* **Task inputs**:

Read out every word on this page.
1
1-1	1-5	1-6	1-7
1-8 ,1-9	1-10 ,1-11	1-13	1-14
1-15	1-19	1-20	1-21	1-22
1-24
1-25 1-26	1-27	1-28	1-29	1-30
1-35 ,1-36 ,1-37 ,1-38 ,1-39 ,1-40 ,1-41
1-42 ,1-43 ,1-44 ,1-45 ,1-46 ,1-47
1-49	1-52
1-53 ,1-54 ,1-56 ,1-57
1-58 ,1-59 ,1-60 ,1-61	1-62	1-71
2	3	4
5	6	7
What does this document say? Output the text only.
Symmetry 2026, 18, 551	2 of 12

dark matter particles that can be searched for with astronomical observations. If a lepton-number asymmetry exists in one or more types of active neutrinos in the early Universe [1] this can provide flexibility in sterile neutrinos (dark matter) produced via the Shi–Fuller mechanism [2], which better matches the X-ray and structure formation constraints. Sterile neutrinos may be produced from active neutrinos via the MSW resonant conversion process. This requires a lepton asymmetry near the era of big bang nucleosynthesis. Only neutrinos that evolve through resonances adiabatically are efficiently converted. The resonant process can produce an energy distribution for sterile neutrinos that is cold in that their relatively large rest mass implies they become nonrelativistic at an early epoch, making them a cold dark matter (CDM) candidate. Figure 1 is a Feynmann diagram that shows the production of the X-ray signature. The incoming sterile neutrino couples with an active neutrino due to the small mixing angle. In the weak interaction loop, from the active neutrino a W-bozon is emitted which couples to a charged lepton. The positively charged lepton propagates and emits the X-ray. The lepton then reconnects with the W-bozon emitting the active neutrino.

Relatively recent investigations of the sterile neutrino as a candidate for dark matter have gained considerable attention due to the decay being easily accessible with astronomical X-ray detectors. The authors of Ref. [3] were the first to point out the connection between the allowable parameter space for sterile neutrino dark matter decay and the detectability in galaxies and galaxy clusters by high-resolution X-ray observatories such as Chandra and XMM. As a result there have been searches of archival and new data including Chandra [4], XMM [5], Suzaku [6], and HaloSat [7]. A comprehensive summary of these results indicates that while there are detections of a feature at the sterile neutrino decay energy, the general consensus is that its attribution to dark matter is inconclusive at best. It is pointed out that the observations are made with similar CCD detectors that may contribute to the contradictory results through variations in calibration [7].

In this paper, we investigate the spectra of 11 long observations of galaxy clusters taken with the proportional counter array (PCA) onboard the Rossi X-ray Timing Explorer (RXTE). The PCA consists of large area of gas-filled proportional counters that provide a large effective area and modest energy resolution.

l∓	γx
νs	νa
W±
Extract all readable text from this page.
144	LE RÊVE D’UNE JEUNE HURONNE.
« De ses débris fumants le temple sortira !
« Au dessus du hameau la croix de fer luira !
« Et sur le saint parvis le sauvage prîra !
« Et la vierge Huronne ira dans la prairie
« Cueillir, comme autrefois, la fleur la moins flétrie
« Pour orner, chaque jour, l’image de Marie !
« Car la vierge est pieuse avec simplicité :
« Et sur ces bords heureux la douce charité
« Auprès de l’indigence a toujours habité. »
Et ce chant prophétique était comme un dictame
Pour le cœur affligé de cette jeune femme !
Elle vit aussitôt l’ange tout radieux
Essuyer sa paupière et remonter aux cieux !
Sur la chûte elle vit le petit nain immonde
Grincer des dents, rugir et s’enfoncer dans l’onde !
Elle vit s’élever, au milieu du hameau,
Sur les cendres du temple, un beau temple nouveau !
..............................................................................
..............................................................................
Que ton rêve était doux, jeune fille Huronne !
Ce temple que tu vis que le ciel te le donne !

* **The request**: Count how many lines in the data above hold the string "text", and give the number with no other words.

* **Answer to the task**: 2